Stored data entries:
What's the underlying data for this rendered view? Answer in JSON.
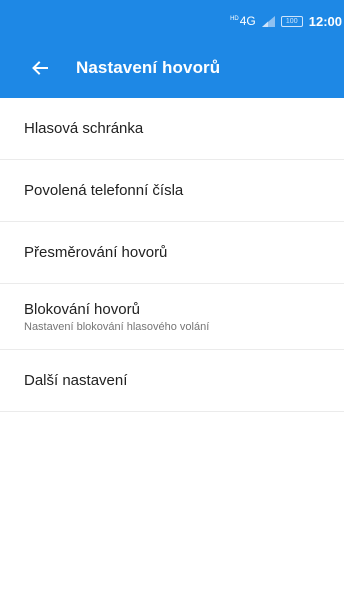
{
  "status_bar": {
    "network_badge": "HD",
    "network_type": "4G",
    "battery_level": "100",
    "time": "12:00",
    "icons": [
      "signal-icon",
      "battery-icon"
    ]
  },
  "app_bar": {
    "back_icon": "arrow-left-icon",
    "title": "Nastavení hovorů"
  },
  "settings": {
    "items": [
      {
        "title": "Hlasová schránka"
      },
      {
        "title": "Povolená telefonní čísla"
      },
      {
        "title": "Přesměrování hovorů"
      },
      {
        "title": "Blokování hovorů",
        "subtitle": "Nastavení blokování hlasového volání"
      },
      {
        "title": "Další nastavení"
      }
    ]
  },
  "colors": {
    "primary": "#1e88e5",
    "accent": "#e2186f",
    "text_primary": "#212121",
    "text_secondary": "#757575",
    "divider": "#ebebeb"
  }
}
...
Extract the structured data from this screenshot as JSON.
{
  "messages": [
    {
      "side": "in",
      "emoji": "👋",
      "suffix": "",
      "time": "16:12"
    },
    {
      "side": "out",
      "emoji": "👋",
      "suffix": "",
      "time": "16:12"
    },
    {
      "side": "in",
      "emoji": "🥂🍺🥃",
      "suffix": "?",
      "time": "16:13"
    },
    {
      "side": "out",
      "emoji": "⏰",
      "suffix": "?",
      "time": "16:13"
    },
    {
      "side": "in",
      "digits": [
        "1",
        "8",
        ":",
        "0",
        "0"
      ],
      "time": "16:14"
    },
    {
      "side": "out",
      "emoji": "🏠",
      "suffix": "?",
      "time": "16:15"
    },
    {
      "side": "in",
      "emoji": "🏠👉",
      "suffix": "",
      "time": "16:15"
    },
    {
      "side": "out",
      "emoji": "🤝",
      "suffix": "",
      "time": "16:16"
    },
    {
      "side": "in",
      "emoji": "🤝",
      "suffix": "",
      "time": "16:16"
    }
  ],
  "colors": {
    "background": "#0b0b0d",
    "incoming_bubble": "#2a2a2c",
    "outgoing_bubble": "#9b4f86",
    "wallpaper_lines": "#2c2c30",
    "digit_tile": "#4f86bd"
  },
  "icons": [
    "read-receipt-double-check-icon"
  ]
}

**Challenge:**
Copy out every line from the data above that has "JSON" in it.

**Full output:**
What's the underlying data for this rendered view? Answer in JSON.
Extract the structured data from this screenshot as JSON.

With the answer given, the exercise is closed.